Records shown
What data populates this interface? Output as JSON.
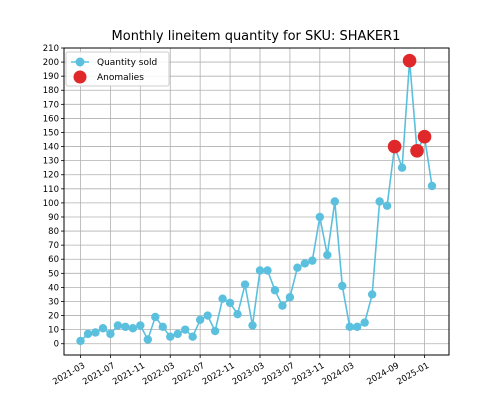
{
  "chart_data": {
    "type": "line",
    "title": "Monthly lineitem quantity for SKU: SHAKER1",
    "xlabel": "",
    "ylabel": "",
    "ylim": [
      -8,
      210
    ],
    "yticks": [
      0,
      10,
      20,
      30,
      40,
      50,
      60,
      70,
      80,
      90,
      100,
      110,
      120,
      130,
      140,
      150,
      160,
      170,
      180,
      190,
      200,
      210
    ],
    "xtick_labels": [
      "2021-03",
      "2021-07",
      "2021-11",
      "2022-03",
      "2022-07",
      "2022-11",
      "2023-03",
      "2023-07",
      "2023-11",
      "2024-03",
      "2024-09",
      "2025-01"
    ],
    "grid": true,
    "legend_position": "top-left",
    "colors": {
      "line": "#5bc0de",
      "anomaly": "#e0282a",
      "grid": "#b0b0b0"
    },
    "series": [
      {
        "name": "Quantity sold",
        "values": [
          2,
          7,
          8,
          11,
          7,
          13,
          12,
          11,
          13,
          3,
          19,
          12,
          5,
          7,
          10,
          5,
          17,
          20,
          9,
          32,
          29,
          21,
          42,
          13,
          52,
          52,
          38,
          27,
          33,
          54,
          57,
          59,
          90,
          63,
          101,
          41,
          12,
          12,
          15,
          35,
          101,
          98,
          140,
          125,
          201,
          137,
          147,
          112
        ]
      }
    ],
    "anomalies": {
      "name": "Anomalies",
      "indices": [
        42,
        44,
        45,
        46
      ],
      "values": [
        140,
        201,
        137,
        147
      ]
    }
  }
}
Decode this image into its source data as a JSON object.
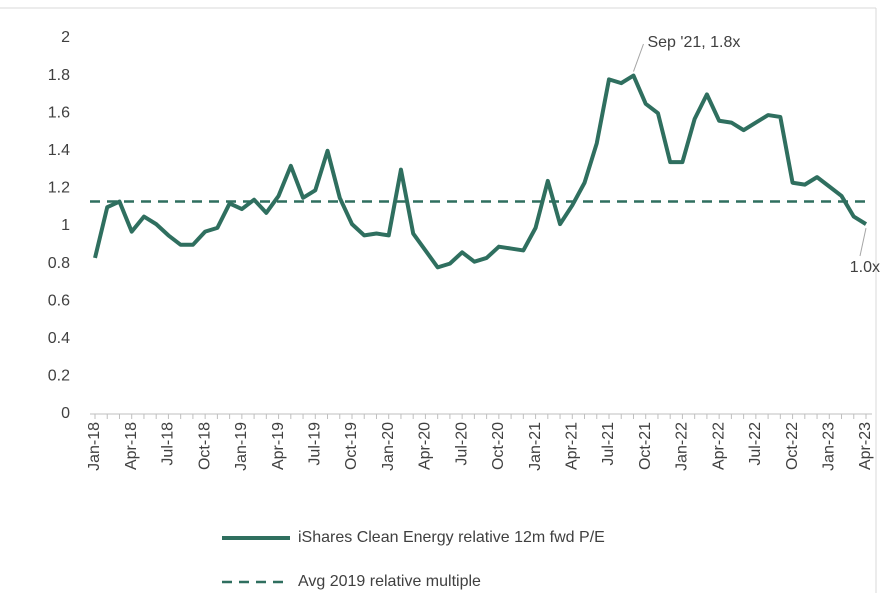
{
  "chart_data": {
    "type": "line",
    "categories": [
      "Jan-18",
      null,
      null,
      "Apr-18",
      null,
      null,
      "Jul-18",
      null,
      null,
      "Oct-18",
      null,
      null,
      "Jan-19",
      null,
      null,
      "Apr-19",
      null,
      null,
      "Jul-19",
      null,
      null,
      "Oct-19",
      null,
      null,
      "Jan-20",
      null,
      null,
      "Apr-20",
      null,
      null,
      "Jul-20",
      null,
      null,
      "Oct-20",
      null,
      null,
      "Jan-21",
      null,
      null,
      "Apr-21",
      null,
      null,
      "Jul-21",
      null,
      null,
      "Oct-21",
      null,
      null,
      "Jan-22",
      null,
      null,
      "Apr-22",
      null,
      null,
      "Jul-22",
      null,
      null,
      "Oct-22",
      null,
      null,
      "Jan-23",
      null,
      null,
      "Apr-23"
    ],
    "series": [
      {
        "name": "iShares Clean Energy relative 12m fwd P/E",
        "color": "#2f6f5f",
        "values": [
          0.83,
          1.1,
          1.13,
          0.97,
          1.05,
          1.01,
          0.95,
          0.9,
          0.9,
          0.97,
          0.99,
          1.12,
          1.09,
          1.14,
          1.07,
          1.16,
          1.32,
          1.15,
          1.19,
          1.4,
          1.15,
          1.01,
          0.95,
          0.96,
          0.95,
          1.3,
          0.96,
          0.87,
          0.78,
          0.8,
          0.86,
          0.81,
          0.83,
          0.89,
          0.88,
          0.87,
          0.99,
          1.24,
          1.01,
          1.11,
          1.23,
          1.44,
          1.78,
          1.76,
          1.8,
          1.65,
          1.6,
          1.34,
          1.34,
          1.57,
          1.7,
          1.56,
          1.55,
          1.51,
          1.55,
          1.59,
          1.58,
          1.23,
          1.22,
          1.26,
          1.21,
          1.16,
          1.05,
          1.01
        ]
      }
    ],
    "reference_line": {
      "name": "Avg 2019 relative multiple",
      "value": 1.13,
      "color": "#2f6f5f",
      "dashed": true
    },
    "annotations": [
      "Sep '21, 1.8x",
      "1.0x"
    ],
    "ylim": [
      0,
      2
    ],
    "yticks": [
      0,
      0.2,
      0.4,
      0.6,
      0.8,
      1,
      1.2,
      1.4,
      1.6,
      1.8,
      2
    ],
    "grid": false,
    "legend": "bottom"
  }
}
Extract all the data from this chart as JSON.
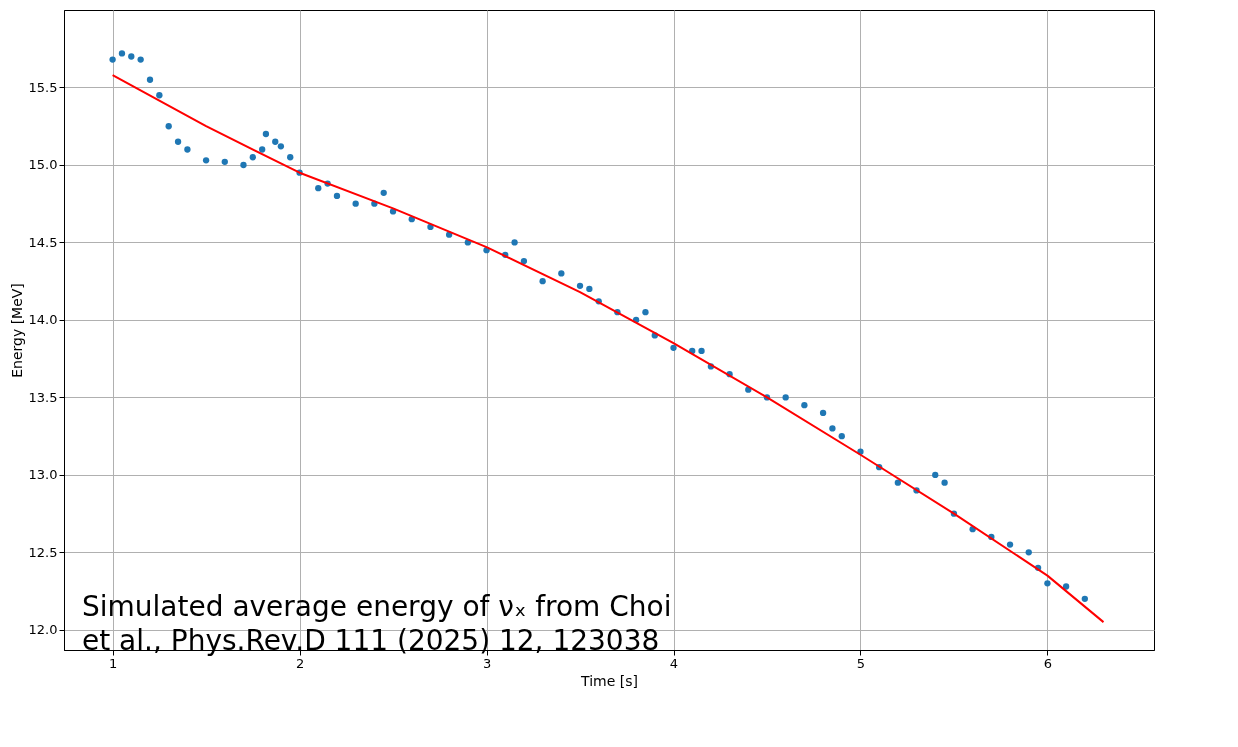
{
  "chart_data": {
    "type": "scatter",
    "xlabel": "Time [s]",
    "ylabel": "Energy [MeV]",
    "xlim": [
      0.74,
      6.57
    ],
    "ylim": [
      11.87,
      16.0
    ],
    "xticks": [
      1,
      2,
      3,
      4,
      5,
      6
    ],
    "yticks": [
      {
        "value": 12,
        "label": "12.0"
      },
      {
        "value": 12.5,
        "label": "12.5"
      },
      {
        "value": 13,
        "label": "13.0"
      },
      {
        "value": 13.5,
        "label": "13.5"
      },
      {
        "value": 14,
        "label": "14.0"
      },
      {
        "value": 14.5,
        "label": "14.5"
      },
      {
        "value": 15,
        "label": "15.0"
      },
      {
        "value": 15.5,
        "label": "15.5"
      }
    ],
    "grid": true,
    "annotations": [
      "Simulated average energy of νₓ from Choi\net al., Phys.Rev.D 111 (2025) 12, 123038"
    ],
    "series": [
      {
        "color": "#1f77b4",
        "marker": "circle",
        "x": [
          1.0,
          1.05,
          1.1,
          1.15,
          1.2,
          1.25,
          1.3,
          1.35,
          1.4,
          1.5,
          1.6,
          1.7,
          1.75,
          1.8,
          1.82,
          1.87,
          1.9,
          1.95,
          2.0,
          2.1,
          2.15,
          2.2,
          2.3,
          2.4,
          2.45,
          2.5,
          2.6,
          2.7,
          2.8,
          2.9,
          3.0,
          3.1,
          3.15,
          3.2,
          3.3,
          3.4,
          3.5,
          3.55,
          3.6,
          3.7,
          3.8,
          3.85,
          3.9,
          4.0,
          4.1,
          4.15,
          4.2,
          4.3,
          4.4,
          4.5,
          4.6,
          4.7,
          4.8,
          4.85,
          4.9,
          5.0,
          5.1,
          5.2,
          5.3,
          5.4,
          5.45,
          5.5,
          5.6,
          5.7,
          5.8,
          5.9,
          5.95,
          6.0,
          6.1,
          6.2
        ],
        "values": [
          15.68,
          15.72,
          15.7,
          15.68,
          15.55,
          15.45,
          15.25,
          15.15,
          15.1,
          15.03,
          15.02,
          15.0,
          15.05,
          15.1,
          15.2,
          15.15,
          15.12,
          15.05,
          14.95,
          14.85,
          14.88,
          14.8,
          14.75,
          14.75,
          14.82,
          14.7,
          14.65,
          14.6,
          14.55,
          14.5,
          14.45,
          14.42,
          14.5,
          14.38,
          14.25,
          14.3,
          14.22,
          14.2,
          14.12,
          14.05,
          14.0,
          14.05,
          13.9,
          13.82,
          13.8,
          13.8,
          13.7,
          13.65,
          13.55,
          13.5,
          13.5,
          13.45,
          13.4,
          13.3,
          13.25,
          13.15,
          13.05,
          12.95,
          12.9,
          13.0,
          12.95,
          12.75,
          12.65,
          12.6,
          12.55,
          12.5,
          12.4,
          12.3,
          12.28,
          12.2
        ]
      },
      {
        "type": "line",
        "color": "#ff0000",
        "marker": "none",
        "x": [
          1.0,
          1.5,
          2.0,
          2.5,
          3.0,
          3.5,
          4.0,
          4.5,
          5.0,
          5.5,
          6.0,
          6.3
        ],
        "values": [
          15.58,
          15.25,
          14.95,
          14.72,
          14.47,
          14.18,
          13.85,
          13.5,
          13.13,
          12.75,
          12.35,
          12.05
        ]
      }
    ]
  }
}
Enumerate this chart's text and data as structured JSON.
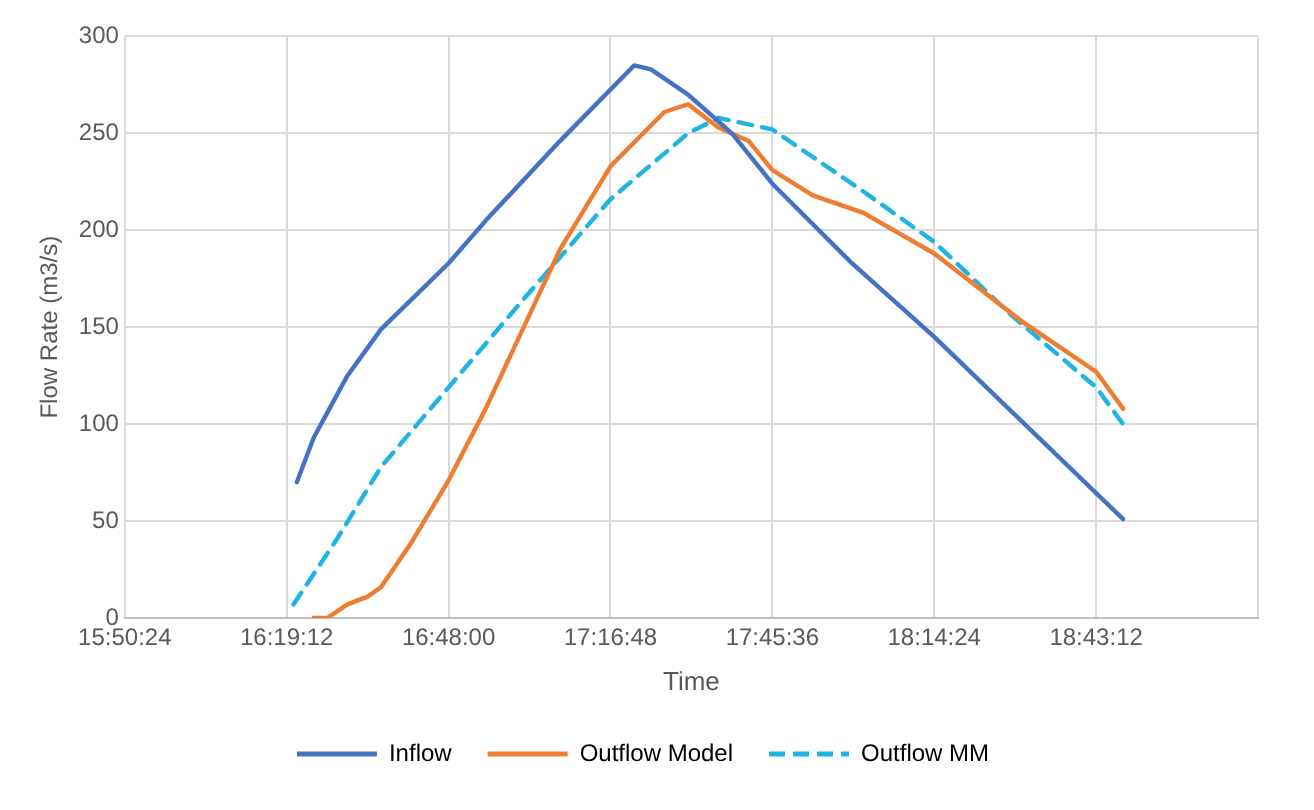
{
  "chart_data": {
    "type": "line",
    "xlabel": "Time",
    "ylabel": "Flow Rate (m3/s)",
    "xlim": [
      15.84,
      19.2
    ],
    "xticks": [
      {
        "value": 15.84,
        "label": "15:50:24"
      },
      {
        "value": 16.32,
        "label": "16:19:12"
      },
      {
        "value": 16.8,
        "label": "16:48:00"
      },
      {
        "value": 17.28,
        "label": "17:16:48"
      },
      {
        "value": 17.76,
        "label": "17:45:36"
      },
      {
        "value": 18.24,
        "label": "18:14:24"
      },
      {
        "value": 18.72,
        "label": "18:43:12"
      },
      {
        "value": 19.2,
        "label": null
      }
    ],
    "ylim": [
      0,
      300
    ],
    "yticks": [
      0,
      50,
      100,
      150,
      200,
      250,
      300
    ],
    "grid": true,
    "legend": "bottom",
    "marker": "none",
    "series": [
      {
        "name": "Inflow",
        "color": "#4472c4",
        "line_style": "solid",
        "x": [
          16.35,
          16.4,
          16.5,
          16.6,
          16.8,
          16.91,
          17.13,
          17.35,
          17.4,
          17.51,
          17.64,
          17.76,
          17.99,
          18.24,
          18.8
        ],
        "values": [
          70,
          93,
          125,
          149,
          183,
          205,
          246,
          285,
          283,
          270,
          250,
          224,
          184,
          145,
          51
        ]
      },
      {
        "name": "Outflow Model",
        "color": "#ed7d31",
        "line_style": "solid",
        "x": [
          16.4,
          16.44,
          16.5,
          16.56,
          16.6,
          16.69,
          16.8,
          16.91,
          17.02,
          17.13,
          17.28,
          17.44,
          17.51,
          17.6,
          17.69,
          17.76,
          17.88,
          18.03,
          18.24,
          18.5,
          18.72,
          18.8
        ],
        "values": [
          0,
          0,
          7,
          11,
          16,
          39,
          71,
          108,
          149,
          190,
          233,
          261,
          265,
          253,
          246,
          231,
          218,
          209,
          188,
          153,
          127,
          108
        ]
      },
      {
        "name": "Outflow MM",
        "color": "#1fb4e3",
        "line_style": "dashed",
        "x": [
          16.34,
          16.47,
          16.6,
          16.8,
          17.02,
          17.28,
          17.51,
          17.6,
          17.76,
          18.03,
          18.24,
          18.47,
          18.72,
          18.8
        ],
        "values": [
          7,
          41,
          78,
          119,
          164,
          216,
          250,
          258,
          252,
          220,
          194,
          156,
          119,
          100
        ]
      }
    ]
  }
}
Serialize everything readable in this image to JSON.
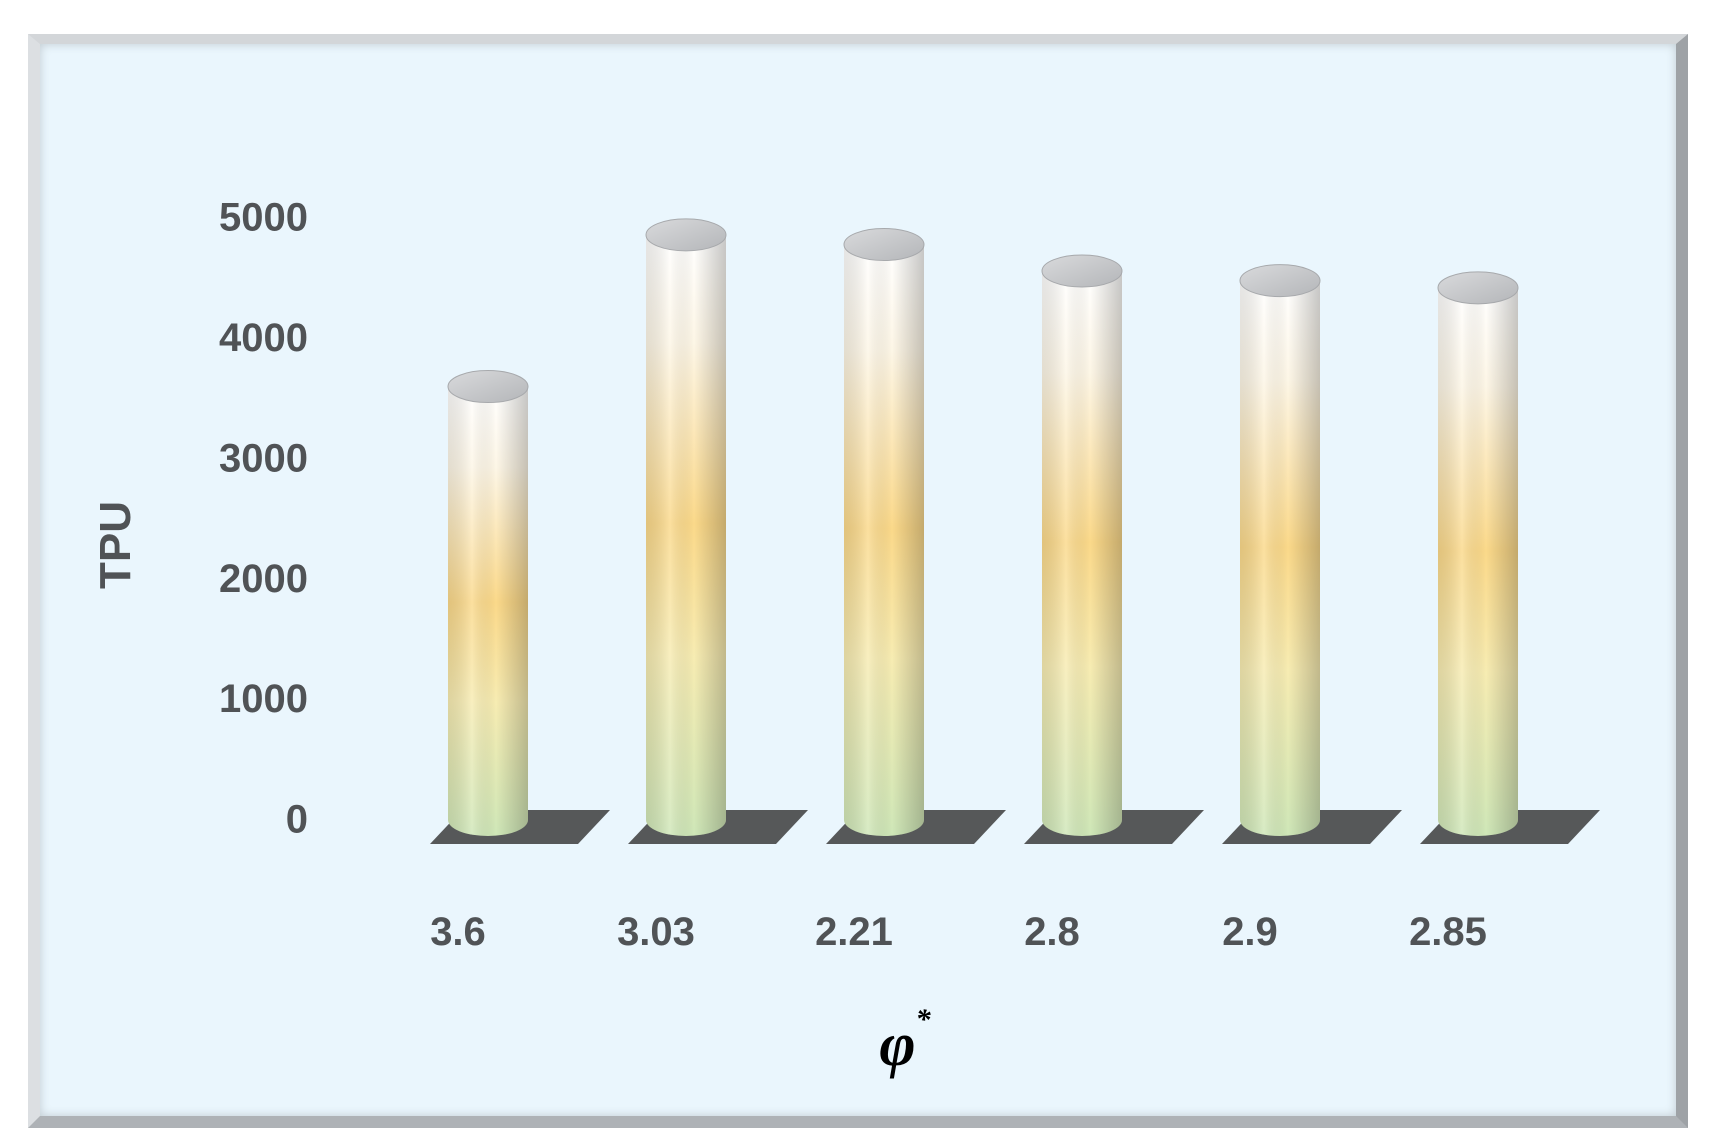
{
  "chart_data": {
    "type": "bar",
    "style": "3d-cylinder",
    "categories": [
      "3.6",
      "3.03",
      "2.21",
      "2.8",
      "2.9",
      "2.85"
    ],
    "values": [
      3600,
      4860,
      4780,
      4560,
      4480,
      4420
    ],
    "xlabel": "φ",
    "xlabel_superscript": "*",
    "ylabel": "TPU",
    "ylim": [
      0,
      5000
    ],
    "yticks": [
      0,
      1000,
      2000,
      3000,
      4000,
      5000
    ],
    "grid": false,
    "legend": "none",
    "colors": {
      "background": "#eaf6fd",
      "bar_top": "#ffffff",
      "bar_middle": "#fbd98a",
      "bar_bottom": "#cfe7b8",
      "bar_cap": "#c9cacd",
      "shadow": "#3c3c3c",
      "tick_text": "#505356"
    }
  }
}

Stated problem
Looking at the records above, work out how many lines include the word "JSON", then give that number by itself.

Task answer
5